> _JOB_
Write out the records word for word, with no pictures.

Collected data entries:
--- begin ---
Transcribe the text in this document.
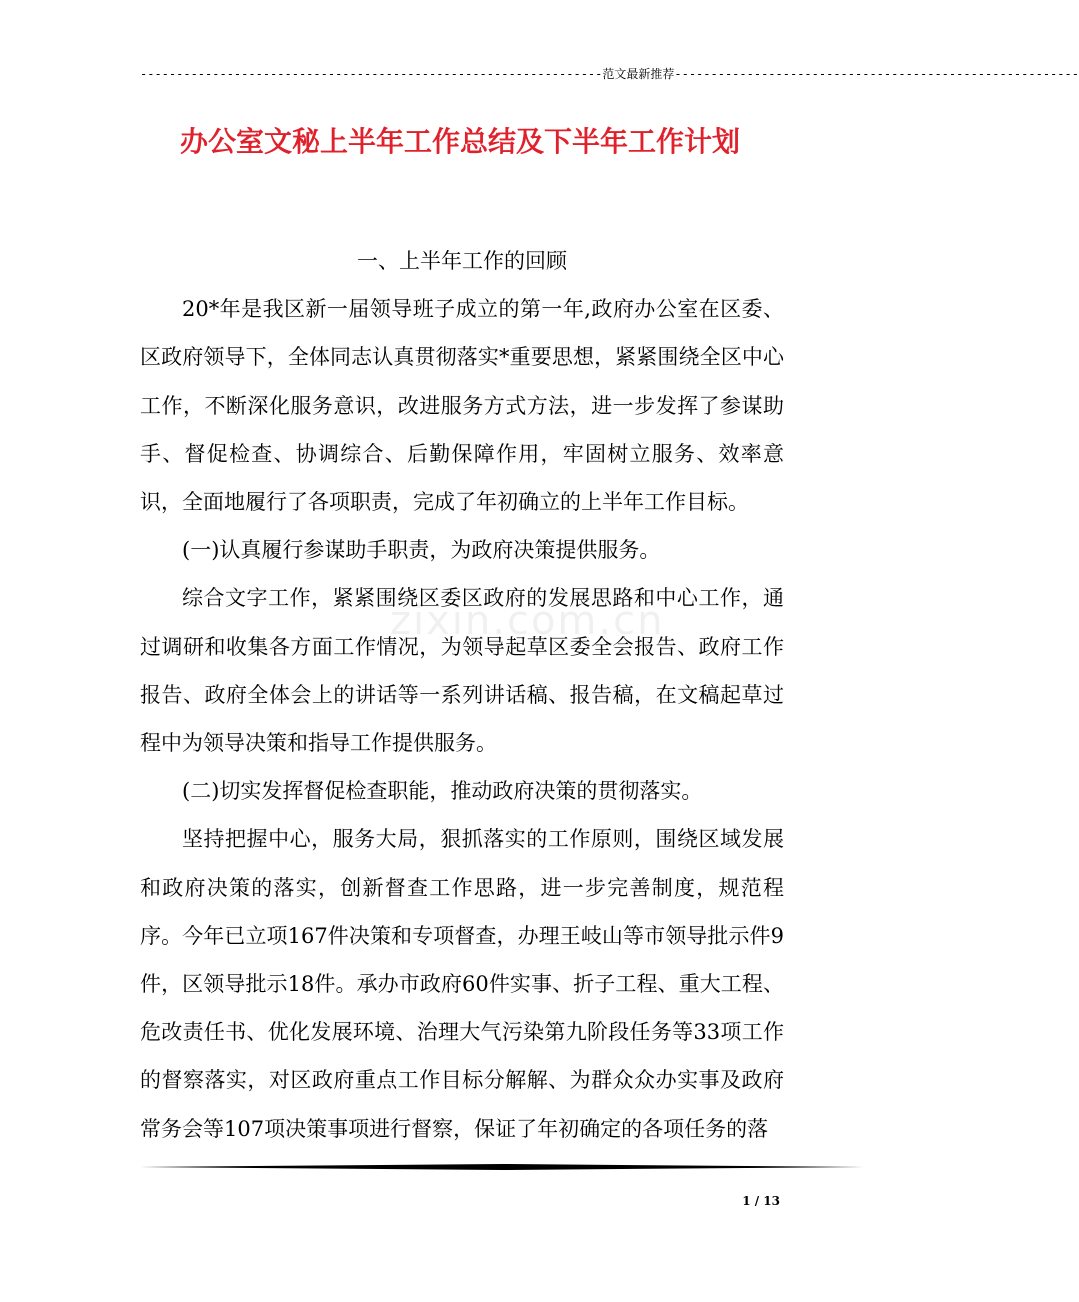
----------------------------------------------------------------范文最新推荐--------------------------------------------------------
办公室文秘上半年工作总结及下半年工作计划
zixin.com.cn

一、上半年工作的回顾

20*年是我区新一届领导班子成立的第一年,政府办公室在区委、区政府领导下，全体同志认真贯彻落实*重要思想，紧紧围绕全区中心工作，不断深化服务意识，改进服务方式方法，进一步发挥了参谋助手、督促检查、协调综合、后勤保障作用，牢固树立服务、效率意识，全面地履行了各项职责，完成了年初确立的上半年工作目标。

(一)认真履行参谋助手职责，为政府决策提供服务。

综合文字工作，紧紧围绕区委区政府的发展思路和中心工作，通过调研和收集各方面工作情况，为领导起草区委全会报告、政府工作报告、政府全体会上的讲话等一系列讲话稿、报告稿，在文稿起草过程中为领导决策和指导工作提供服务。

(二)切实发挥督促检查职能，推动政府决策的贯彻落实。

坚持把握中心，服务大局，狠抓落实的工作原则，围绕区域发展和政府决策的落实，创新督查工作思路，进一步完善制度，规范程序。今年已立项167件决策和专项督查，办理王岐山等市领导批示件9件，区领导批示18件。承办市政府60件实事、折子工程、重大工程、危改责任书、优化发展环境、治理大气污染第九阶段任务等33项工作的督察落实，对区政府重点工作目标分解解、为群众众办实事及政府常务会等107项决策事项进行督察，保证了年初确定的各项任务的落

1 / 13
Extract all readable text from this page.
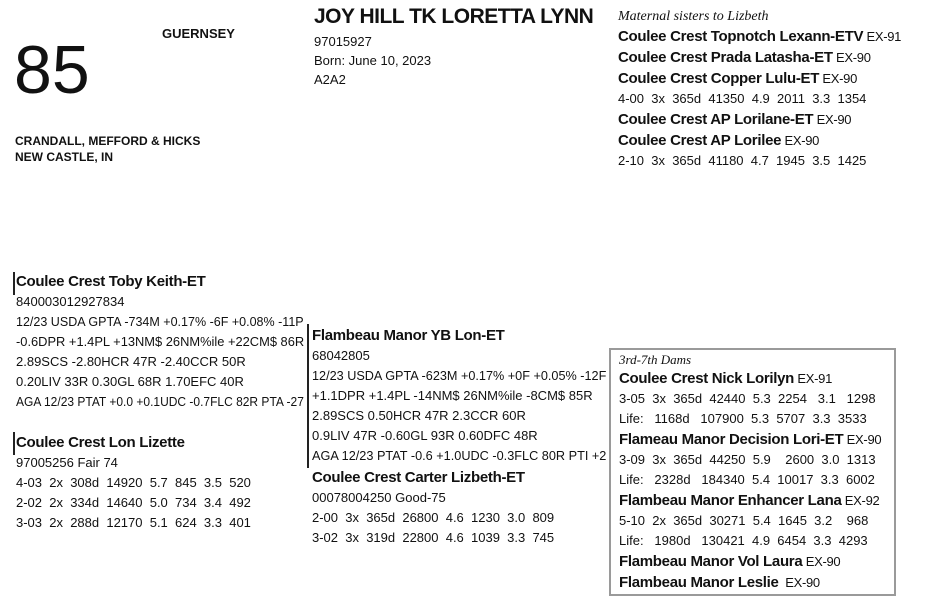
85	GUERNSEY
CRANDALL, MEFFORD & HICKS
NEW CASTLE, IN
JOY HILL TK LORETTA LYNN
97015927
Born: June 10, 2023
A2A2
Maternal sisters to Lizbeth
Coulee Crest Topnotch Lexann-ETV EX-91
Coulee Crest Prada Latasha-ET EX-90
Coulee Crest Copper Lulu-ET EX-90
4-00  3x  365d  41350  4.9  2011  3.3  1354
Coulee Crest AP Lorilane-ET EX-90
Coulee Crest AP Lorilee EX-90
2-10  3x  365d  41180  4.7  1945  3.5  1425
Coulee Crest Toby Keith-ET
840003012927834
12/23 USDA GPTA -734M +0.17% -6F +0.08% -11P
-0.6DPR +1.4PL +13NM$ 26NM%ile +22CM$ 86R
2.89SCS -2.80HCR 47R -2.40CCR 50R
0.20LIV 33R 0.30GL 68R 1.70EFC 40R
AGA 12/23 PTAT +0.0 +0.1UDC -0.7FLC 82R PTA -27
Coulee Crest Lon Lizette
97005256 Fair 74
4-03  2x  308d  14920  5.7  845  3.5  520
2-02  2x  334d  14640  5.0  734  3.4  492
3-03  2x  288d  12170  5.1  624  3.3  401
Flambeau Manor YB Lon-ET
68042805
12/23 USDA GPTA -623M +0.17% +0F +0.05% -12F
+1.1DPR +1.4PL -14NM$ 26NM%ile -8CM$ 85R
2.89SCS 0.50HCR 47R 2.3CCR 60R
0.9LIV 47R -0.60GL 93R 0.60DFC 48R
AGA 12/23 PTAT -0.6 +1.0UDC -0.3FLC 80R PTI +2
Coulee Crest Carter Lizbeth-ET
00078004250 Good-75
2-00  3x  365d  26800  4.6  1230  3.0  809
3-02  3x  319d  22800  4.6  1039  3.3  745
3rd-7th Dams
Coulee Crest Nick Lorilyn EX-91
3-05  3x  365d  42440  5.3  2254   3.1   1298
Life:   1168d   107900  5.3  5707  3.3  3533
Flameau Manor Decision Lori-ET EX-90
3-09  3x  365d  44250  5.9    2600  3.0  1313
Life:   2328d   184340  5.4  10017  3.3  6002
Flambeau Manor Enhancer Lana EX-92
5-10  2x  365d  30271  5.4  1645  3.2    968
Life:   1980d   130421  4.9  6454  3.3  4293
Flambeau Manor Vol Laura EX-90
Flambeau Manor Leslie  EX-90
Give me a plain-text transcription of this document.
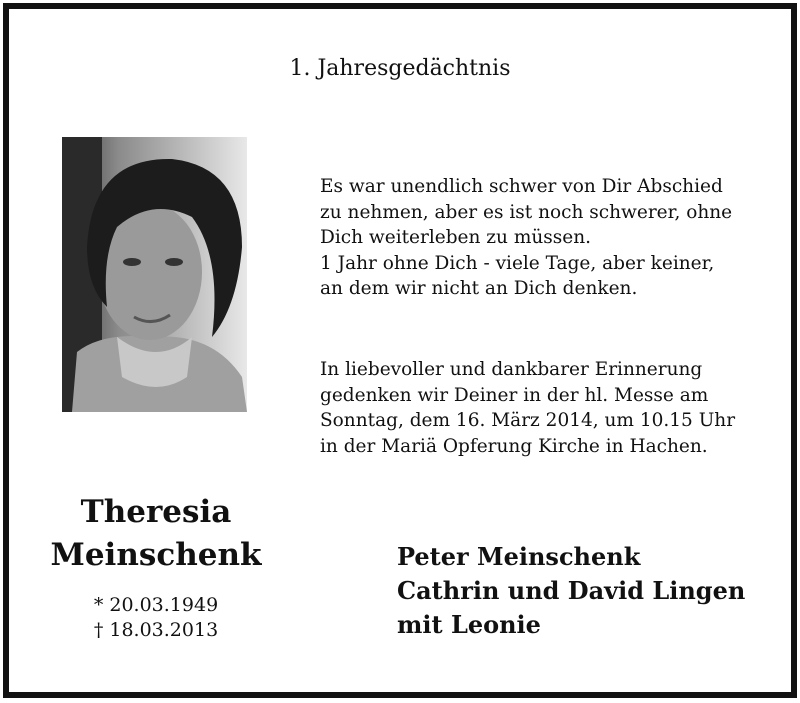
1. Jahresgedächtnis
Es war unendlich schwer von Dir Abschied
zu nehmen, aber es ist noch schwerer, ohne
Dich weiterleben zu müssen.
1 Jahr ohne Dich - viele Tage, aber keiner,
an dem wir nicht an Dich denken.
In liebevoller und dankbarer Erinnerung
gedenken wir Deiner in der hl. Messe am
Sonntag, dem 16. März 2014, um 10.15 Uhr
in der Mariä Opferung Kirche in Hachen.
Theresia
Meinschenk
* 20.03.1949
† 18.03.2013
Peter Meinschenk
Cathrin und David Lingen
mit Leonie
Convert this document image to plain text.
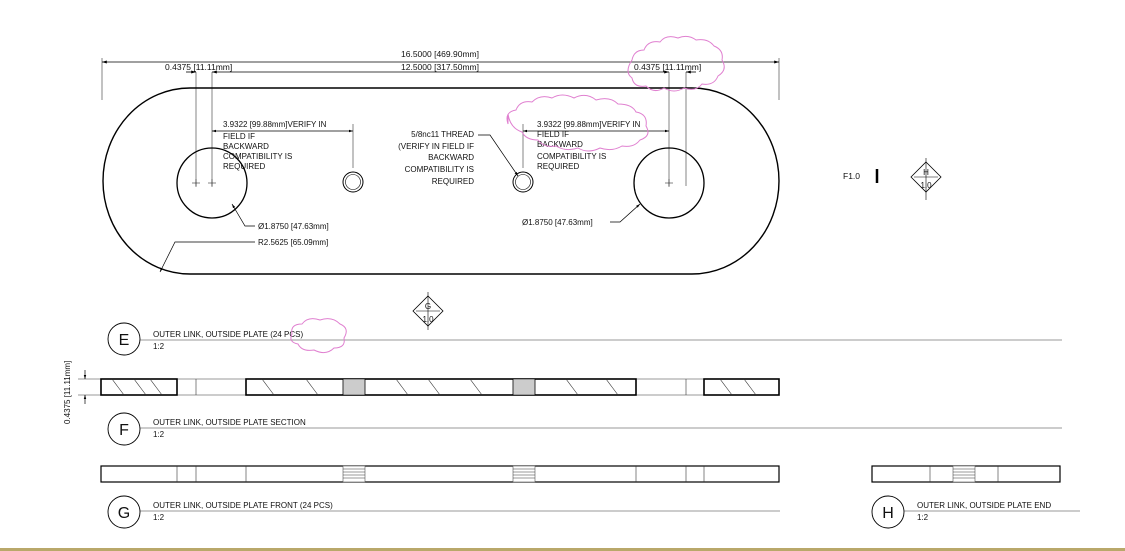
16.5000 [469.90mm]
12.5000 [317.50mm]
0.4375 [11.11mm]	0.4375 [11.11mm]
3.9322 [99.88mm]VERIFY IN
FIELD IF
BACKWARD
COMPATIBILITY IS
REQUIRED
3.9322 [99.88mm]VERIFY IN
FIELD IF
BACKWARD
COMPATIBILITY IS
REQUIRED
5/8nc11 THREAD
(VERIFY IN FIELD IF
BACKWARD
COMPATIBILITY IS
REQUIRED
Ø1.8750 [47.63mm]	Ø1.8750 [47.63mm]
R2.5625 [65.09mm]
F1.0	H
1.0
G
1.0
E	OUTER LINK, OUTSIDE PLATE (24 PCS)
1:2
0.4375 [11.11mm]
F	OUTER LINK, OUTSIDE PLATE SECTION
1:2
G	OUTER LINK, OUTSIDE PLATE FRONT (24 PCS)
1:2	H	OUTER LINK, OUTSIDE PLATE END
1:2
--- end ---
> _RESULT OF THE EXERCISE_
Transcribe the text in this document.
----------------------------------------------------------------范文最新推荐--------------------------------------------------------
办公室文秘上半年工作总结及下半年工作计划
zixin.com.cn

一、上半年工作的回顾

20*年是我区新一届领导班子成立的第一年,政府办公室在区委、区政府领导下，全体同志认真贯彻落实*重要思想，紧紧围绕全区中心工作，不断深化服务意识，改进服务方式方法，进一步发挥了参谋助手、督促检查、协调综合、后勤保障作用，牢固树立服务、效率意识，全面地履行了各项职责，完成了年初确立的上半年工作目标。

(一)认真履行参谋助手职责，为政府决策提供服务。

综合文字工作，紧紧围绕区委区政府的发展思路和中心工作，通过调研和收集各方面工作情况，为领导起草区委全会报告、政府工作报告、政府全体会上的讲话等一系列讲话稿、报告稿，在文稿起草过程中为领导决策和指导工作提供服务。

(二)切实发挥督促检查职能，推动政府决策的贯彻落实。

坚持把握中心，服务大局，狠抓落实的工作原则，围绕区域发展和政府决策的落实，创新督查工作思路，进一步完善制度，规范程序。今年已立项167件决策和专项督查，办理王岐山等市领导批示件9件，区领导批示18件。承办市政府60件实事、折子工程、重大工程、危改责任书、优化发展环境、治理大气污染第九阶段任务等33项工作的督察落实，对区政府重点工作目标分解解、为群众众办实事及政府常务会等107项决策事项进行督察，保证了年初确定的各项任务的落

1 / 13
Extract all readable text from this page.
85	GUERNSEY
CRANDALL, MEFFORD & HICKS
NEW CASTLE, IN
JOY HILL TK LORETTA LYNN
97015927
Born: June 10, 2023
A2A2
Maternal sisters to Lizbeth
Coulee Crest Topnotch Lexann-ETV EX-91
Coulee Crest Prada Latasha-ET EX-90
Coulee Crest Copper Lulu-ET EX-90
4-00  3x  365d  41350  4.9  2011  3.3  1354
Coulee Crest AP Lorilane-ET EX-90
Coulee Crest AP Lorilee EX-90
2-10  3x  365d  41180  4.7  1945  3.5  1425
Coulee Crest Toby Keith-ET
840003012927834
12/23 USDA GPTA -734M +0.17% -6F +0.08% -11P
-0.6DPR +1.4PL +13NM$ 26NM%ile +22CM$ 86R
2.89SCS -2.80HCR 47R -2.40CCR 50R
0.20LIV 33R 0.30GL 68R 1.70EFC 40R
AGA 12/23 PTAT +0.0 +0.1UDC -0.7FLC 82R PTA -27
Coulee Crest Lon Lizette
97005256 Fair 74
4-03  2x  308d  14920  5.7  845  3.5  520
2-02  2x  334d  14640  5.0  734  3.4  492
3-03  2x  288d  12170  5.1  624  3.3  401
Flambeau Manor YB Lon-ET
68042805
12/23 USDA GPTA -623M +0.17% +0F +0.05% -12F
+1.1DPR +1.4PL -14NM$ 26NM%ile -8CM$ 85R
2.89SCS 0.50HCR 47R 2.3CCR 60R
0.9LIV 47R -0.60GL 93R 0.60DFC 48R
AGA 12/23 PTAT -0.6 +1.0UDC -0.3FLC 80R PTI +2
Coulee Crest Carter Lizbeth-ET
00078004250 Good-75
2-00  3x  365d  26800  4.6  1230  3.0  809
3-02  3x  319d  22800  4.6  1039  3.3  745
3rd-7th Dams
Coulee Crest Nick Lorilyn EX-91
3-05  3x  365d  42440  5.3  2254   3.1   1298
Life:   1168d   107900  5.3  5707  3.3  3533
Flameau Manor Decision Lori-ET EX-90
3-09  3x  365d  44250  5.9    2600  3.0  1313
Life:   2328d   184340  5.4  10017  3.3  6002
Flambeau Manor Enhancer Lana EX-92
5-10  2x  365d  30271  5.4  1645  3.2    968
Life:   1980d   130421  4.9  6454  3.3  4293
Flambeau Manor Vol Laura EX-90
Flambeau Manor Leslie  EX-90
Give me a plain-text transcription of this document.
1. Jahresgedächtnis
Es war unendlich schwer von Dir Abschied
zu nehmen, aber es ist noch schwerer, ohne
Dich weiterleben zu müssen.
1 Jahr ohne Dich - viele Tage, aber keiner,
an dem wir nicht an Dich denken.
In liebevoller und dankbarer Erinnerung
gedenken wir Deiner in der hl. Messe am
Sonntag, dem 16. März 2014, um 10.15 Uhr
in der Mariä Opferung Kirche in Hachen.
Theresia
Meinschenk
* 20.03.1949
† 18.03.2013
Peter Meinschenk
Cathrin und David Lingen
mit Leonie
Convert this document image to plain text.
16.5000 [469.90mm]
12.5000 [317.50mm]
0.4375 [11.11mm]	0.4375 [11.11mm]
3.9322 [99.88mm]VERIFY IN
FIELD IF
BACKWARD
COMPATIBILITY IS
REQUIRED
3.9322 [99.88mm]VERIFY IN
FIELD IF
BACKWARD
COMPATIBILITY IS
REQUIRED
5/8nc11 THREAD
(VERIFY IN FIELD IF
BACKWARD
COMPATIBILITY IS
REQUIRED
Ø1.8750 [47.63mm]	Ø1.8750 [47.63mm]
R2.5625 [65.09mm]
F1.0	H
1.0
G
1.0
E	OUTER LINK, OUTSIDE PLATE (24 PCS)
1:2
0.4375 [11.11mm]
F	OUTER LINK, OUTSIDE PLATE SECTION
1:2
G	OUTER LINK, OUTSIDE PLATE FRONT (24 PCS)
1:2	H	OUTER LINK, OUTSIDE PLATE END
1:2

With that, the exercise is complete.